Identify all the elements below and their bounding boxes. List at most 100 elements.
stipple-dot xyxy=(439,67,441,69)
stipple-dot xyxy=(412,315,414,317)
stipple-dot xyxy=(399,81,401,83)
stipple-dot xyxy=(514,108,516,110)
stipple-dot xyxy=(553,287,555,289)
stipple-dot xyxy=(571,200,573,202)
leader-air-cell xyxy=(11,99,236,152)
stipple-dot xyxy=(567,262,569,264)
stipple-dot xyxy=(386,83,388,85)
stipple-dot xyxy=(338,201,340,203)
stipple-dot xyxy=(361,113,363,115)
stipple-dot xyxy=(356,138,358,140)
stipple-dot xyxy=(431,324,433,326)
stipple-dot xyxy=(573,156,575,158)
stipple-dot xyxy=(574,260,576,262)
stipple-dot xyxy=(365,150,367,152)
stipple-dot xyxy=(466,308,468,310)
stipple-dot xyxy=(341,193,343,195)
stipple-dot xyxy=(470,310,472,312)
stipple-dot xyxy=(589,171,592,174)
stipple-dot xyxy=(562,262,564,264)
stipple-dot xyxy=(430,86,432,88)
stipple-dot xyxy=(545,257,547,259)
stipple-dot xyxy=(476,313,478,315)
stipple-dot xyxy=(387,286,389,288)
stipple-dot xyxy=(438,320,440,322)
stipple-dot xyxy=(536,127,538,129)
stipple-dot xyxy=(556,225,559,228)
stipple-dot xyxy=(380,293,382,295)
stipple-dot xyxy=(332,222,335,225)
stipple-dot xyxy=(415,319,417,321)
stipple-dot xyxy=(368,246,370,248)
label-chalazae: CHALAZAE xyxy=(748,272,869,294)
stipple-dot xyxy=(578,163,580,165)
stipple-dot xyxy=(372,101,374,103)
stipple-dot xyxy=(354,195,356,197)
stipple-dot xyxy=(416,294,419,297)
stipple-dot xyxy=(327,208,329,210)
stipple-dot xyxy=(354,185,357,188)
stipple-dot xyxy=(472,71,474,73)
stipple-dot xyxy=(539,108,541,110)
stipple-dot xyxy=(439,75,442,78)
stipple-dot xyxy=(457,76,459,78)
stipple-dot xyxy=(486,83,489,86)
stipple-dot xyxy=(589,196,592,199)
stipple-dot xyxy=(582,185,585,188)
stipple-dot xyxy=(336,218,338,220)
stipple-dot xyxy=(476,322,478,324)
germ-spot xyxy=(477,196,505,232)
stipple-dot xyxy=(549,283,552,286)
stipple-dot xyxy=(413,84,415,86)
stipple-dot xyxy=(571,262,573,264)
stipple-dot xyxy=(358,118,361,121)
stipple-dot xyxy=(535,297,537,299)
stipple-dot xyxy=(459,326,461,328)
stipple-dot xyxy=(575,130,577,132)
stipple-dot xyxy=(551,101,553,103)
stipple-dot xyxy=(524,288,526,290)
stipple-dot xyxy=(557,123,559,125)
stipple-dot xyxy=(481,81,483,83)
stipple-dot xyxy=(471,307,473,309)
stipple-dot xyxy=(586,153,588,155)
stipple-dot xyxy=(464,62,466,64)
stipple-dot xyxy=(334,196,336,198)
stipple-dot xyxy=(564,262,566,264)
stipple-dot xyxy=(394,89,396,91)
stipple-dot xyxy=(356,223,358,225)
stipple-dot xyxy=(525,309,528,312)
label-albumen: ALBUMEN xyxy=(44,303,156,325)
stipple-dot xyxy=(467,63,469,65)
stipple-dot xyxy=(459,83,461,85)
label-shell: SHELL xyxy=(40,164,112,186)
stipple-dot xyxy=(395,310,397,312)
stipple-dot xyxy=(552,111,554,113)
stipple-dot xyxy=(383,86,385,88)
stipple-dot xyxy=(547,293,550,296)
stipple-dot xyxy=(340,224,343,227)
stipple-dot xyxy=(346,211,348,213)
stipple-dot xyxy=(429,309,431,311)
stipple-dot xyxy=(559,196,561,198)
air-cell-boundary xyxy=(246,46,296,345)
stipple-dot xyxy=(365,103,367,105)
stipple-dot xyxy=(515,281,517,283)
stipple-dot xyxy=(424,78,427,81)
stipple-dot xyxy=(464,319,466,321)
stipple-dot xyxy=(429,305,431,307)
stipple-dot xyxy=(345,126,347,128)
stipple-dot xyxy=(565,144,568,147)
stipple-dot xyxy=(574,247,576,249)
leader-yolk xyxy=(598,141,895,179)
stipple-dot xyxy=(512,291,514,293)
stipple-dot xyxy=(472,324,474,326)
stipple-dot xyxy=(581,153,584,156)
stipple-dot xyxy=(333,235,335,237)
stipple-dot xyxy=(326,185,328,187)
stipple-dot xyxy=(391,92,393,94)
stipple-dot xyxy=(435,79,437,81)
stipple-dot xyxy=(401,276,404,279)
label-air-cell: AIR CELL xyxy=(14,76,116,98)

━━━━

Update the items above so that every "stipple-dot" becomes "stipple-point", keeping all other text unchanged.

Identify all the elements below and their bounding boxes. List at most 100 elements.
stipple-point xyxy=(439,67,441,69)
stipple-point xyxy=(412,315,414,317)
stipple-point xyxy=(399,81,401,83)
stipple-point xyxy=(514,108,516,110)
stipple-point xyxy=(553,287,555,289)
stipple-point xyxy=(571,200,573,202)
leader-air-cell xyxy=(11,99,236,152)
stipple-point xyxy=(567,262,569,264)
stipple-point xyxy=(386,83,388,85)
stipple-point xyxy=(338,201,340,203)
stipple-point xyxy=(361,113,363,115)
stipple-point xyxy=(356,138,358,140)
stipple-point xyxy=(431,324,433,326)
stipple-point xyxy=(573,156,575,158)
stipple-point xyxy=(574,260,576,262)
stipple-point xyxy=(365,150,367,152)
stipple-point xyxy=(466,308,468,310)
stipple-point xyxy=(341,193,343,195)
stipple-point xyxy=(470,310,472,312)
stipple-point xyxy=(589,171,592,174)
stipple-point xyxy=(562,262,564,264)
stipple-point xyxy=(430,86,432,88)
stipple-point xyxy=(545,257,547,259)
stipple-point xyxy=(476,313,478,315)
stipple-point xyxy=(387,286,389,288)
stipple-point xyxy=(438,320,440,322)
stipple-point xyxy=(536,127,538,129)
stipple-point xyxy=(556,225,559,228)
stipple-point xyxy=(380,293,382,295)
stipple-point xyxy=(332,222,335,225)
stipple-point xyxy=(415,319,417,321)
stipple-point xyxy=(368,246,370,248)
label-chalazae: CHALAZAE xyxy=(748,272,869,294)
stipple-point xyxy=(578,163,580,165)
stipple-point xyxy=(372,101,374,103)
stipple-point xyxy=(354,195,356,197)
stipple-point xyxy=(416,294,419,297)
stipple-point xyxy=(327,208,329,210)
stipple-point xyxy=(354,185,357,188)
stipple-point xyxy=(472,71,474,73)
stipple-point xyxy=(539,108,541,110)
stipple-point xyxy=(439,75,442,78)
stipple-point xyxy=(457,76,459,78)
stipple-point xyxy=(486,83,489,86)
stipple-point xyxy=(589,196,592,199)
stipple-point xyxy=(582,185,585,188)
stipple-point xyxy=(336,218,338,220)
stipple-point xyxy=(476,322,478,324)
germ-spot xyxy=(477,196,505,232)
stipple-point xyxy=(549,283,552,286)
stipple-point xyxy=(413,84,415,86)
stipple-point xyxy=(571,262,573,264)
stipple-point xyxy=(358,118,361,121)
stipple-point xyxy=(535,297,537,299)
stipple-point xyxy=(459,326,461,328)
stipple-point xyxy=(575,130,577,132)
stipple-point xyxy=(551,101,553,103)
stipple-point xyxy=(524,288,526,290)
stipple-point xyxy=(557,123,559,125)
stipple-point xyxy=(481,81,483,83)
stipple-point xyxy=(471,307,473,309)
stipple-point xyxy=(586,153,588,155)
stipple-point xyxy=(464,62,466,64)
stipple-point xyxy=(334,196,336,198)
stipple-point xyxy=(564,262,566,264)
stipple-point xyxy=(394,89,396,91)
stipple-point xyxy=(356,223,358,225)
stipple-point xyxy=(525,309,528,312)
label-albumen: ALBUMEN xyxy=(44,303,156,325)
stipple-point xyxy=(467,63,469,65)
stipple-point xyxy=(459,83,461,85)
label-shell: SHELL xyxy=(40,164,112,186)
stipple-point xyxy=(395,310,397,312)
stipple-point xyxy=(552,111,554,113)
stipple-point xyxy=(383,86,385,88)
stipple-point xyxy=(547,293,550,296)
stipple-point xyxy=(340,224,343,227)
stipple-point xyxy=(346,211,348,213)
stipple-point xyxy=(429,309,431,311)
stipple-point xyxy=(559,196,561,198)
air-cell-boundary xyxy=(246,46,296,345)
stipple-point xyxy=(365,103,367,105)
stipple-point xyxy=(515,281,517,283)
stipple-point xyxy=(424,78,427,81)
stipple-point xyxy=(464,319,466,321)
stipple-point xyxy=(429,305,431,307)
stipple-point xyxy=(345,126,347,128)
stipple-point xyxy=(565,144,568,147)
stipple-point xyxy=(574,247,576,249)
leader-yolk xyxy=(598,141,895,179)
stipple-point xyxy=(512,291,514,293)
stipple-point xyxy=(472,324,474,326)
stipple-point xyxy=(581,153,584,156)
stipple-point xyxy=(333,235,335,237)
stipple-point xyxy=(326,185,328,187)
stipple-point xyxy=(391,92,393,94)
stipple-point xyxy=(435,79,437,81)
stipple-point xyxy=(401,276,404,279)
label-air-cell: AIR CELL xyxy=(14,76,116,98)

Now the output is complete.